▸ **Source data**
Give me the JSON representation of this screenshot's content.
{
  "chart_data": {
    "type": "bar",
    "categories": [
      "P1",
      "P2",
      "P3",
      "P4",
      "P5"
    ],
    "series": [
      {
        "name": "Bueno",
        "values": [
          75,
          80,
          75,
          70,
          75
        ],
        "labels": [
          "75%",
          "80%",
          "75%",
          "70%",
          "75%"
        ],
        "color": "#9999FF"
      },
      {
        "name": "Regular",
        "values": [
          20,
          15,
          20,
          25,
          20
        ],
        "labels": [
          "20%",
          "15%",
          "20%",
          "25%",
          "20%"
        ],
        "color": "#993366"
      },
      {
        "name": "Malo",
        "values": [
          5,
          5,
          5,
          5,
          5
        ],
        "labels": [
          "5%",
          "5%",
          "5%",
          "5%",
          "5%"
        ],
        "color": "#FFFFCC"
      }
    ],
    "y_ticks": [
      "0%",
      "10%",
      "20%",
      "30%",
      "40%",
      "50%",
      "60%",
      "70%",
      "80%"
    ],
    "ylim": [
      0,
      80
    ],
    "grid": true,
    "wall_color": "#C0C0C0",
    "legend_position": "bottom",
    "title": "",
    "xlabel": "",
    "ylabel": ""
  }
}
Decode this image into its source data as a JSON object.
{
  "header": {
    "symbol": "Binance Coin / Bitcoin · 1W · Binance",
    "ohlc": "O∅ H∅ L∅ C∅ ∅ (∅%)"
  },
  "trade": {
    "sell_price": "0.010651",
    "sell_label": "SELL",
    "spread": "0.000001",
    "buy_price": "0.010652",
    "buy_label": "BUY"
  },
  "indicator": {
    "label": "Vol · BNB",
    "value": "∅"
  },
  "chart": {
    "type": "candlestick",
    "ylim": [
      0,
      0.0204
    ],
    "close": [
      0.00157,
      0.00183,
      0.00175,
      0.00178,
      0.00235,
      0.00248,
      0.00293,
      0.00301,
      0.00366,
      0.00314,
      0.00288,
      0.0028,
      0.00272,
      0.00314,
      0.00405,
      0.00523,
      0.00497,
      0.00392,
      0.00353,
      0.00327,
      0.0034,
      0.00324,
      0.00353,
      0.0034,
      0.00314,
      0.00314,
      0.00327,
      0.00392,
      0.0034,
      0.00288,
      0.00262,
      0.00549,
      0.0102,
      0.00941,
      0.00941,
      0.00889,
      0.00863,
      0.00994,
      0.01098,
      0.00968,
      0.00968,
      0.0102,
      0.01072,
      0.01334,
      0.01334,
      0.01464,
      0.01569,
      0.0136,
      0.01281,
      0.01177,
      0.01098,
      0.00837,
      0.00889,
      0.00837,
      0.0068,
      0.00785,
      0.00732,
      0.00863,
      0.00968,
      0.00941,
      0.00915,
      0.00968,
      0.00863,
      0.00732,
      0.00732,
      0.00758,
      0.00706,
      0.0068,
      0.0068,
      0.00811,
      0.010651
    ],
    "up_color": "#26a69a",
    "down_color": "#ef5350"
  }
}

▸ **Stated exercise**
State how many lines hold the word "JSON". The number is the whole answer.

▸ **Response to the task**
2